> **Tasks**:
1. Reproduce the passage of the article on harassment within the GMB union from "But the GMB" up to and including "a conference table.".
2. Supply the next part of the article on harassment within the GMB union, beginning after its final sentence.
begin Extract provided
While the statements that she received were not included in her 64-page report, some have now been leaked anonymously.
Take this woman who described how a senior representative followed her to her hotel room after a union function. ‘I ended up sleeping with the furniture of my room pushed against the door as I felt genuinely frightened that he was going to try to get in,’ she wrote.
Another revealed: ‘It is simply expected that you’ll have to suffer from being groped at events.’
Using the Twitter handle #MeTooGMB, some have publicly condemned the union, like the women who posted this, for example: ‘I find it concerning that **** ***** [a union official] still holds a senior position in the GMB when he has lots of complaints against him. I know a number of women have left the GMB because of the treatment they received from him.’
One woman, a former southern branch official, did agree to speak to me. Her account of her time with the union makes for disgraceful reading.
On one occasion, she said, a male colleague unzipped his flies in front of her and made an obscenely suggestive comment. She wrote to Tim Roache about the ‘campaign of sexual harassment’ she says she endured but did not receive a reply.
She took early retirement last year on considerably less favourable financial terms, it goes without saying, than Mr Roache who, when he stepped down citing ill-health, received an £80,000 award for long-service together with a retirement package understood to consist of a £500,000 lump sum, a car of his choice and a £60,000-a-year pension.
But the GMB has a history of controversy about the way it treats its own staff.
In 2003 it emerged that the GMB — which represents more than 600,000 members in almost every sector of the economy from manufacturing to the ambulance service — had spent nearly £4 million on 61 employment tribunal cases in the previous six years.
They involved allegations of bullying, sexual harassment, and discrimination on the grounds of race, gender, and disability.
One record payout of £300,000 went to the secretary of a regional official who had groped her breasts, made her touch his private parts and asked for sex on a conference table.
The GMB, it seems, has not learnt anything from the mistakes of the past. The distribution of jobs within the union is part of the problem. Women are under-represented in all key grades, Monaghan found.
Of the 36 better paid officer jobs in the London region, to take just one example, 26 (72 per cent) are held by men and only ten (28 per cent) by women, even though female employees outnumber male workers in the branch 37 to 27.
Regional secretaries, who wield a lot of power in the GMB, are, and have always been, men; what one witness called ‘job segregation’.
Mr Roache (above) lives in Yorkshire with his wife Mandy. She said he did not wish to make any comment when she answered the door of their large home in the leafy suburbs yesterday
The ‘testosterone-fuelled’ atmosphere has resulted in heavy drinking and late-night socialising where sexual harassment is far from uncommon. Incidents cited in the report included: ‘Touching hair, leering, comments on body shape and clothes, placing hands around a woman’s waist, staring at breasts or ‘t**s’, propositioning young women, ‘sloppy kisses’, ‘lip kisses’, ‘sticking a tongue in a woman’s ear’, ‘touching of knees, bottoms and hips, hugs, and slapping of a backside’.’
According to the report, the backdrop to some of this was the boozy annual congress where free alcohol at some events was said to have played ‘a significant role in perpetuating bad behaviour’
‘Sometimes sexual harassment is used as a form of bullying with examples given to me of men deliberately sexually harassing women in public to humiliate and embarrass them,’ was Miss Monaghan’s damning assessment. ‘I have also heard of more serious sexual assaults.’
As the former branch secretary, in her mid-50s, who underwent counselling after leaving the union last year, told me: ‘One day a colleague who worked down the corridor from me came into my office, slammed his fist on the table and exposed himself. He made a huge joke of it.
end Extract provided
begin Material shown
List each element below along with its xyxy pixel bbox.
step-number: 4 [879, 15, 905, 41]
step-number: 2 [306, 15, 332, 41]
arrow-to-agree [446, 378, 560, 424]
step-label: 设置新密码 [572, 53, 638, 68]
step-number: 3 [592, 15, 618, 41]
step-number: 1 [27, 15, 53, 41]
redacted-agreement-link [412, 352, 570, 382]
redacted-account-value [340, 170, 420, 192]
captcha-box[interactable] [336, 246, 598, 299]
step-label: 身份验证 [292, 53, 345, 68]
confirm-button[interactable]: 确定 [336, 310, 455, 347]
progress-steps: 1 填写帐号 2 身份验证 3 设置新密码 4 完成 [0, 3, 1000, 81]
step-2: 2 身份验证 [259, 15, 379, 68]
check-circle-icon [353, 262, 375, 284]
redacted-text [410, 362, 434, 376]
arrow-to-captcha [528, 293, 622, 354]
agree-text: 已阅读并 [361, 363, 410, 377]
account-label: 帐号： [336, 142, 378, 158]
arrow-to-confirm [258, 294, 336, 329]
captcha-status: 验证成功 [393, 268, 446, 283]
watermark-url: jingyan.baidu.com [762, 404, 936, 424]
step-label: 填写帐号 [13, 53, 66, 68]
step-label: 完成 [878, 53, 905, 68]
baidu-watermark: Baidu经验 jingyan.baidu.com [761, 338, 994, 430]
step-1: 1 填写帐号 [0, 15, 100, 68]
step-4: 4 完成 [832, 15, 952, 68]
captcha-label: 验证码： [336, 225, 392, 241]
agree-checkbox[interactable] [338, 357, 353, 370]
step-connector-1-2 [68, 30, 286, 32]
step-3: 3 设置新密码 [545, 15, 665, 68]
end Material shown
> **Solved problems**:
1.
But the GMB has a history of controversy about the way it treats its own staff.
In 2003 it emerged that the GMB — which represents more than 600,000 members in almost every sector of the economy from manufacturing to the ambulance service — had spent nearly £4 million on 61 employment tribunal cases in the previous six years.
They involved allegations of bullying, sexual harassment, and discrimination on the grounds of race, gender, and disability.
One record payout of £300,000 went to the secretary of a regional official who had groped her breasts, made her touch his private parts and asked for sex on a conference table.

2.
‘He also grabbed my breast on another occasion. Sometimes he used to come in and work at the next desk. Every time he swung round in his chair I was frightened about what he might do.
‘No one should have to put up with that kind of behaviour. The problem is the GMB is a boys’ club run by senior officers for senior officers. Women are treated with contempt or just patronised.
‘If we said anything at regional council meetings we were ignored. If we pushed it we were simply told to shut up.
‘Most women are in admin and PA roles. If you look at the rule book everything is in the hands of the general secretaries and they are always ‘hes’.’
She wrote to Tim Roache to complain. Not only did she not receive a reply, she says, but she was also reprimanded by her boss for ‘going over his head’.
At every turn, she was told her complaint had to be dealt with by her branch. Ihis proved problematic. ‘I was told it had to go to an extraordinary branch meeting and an invitation would then go to every member,’ she explained.
‘There were 500 members in the branch, so in theory 500 people could have turned up to listen to my complaint.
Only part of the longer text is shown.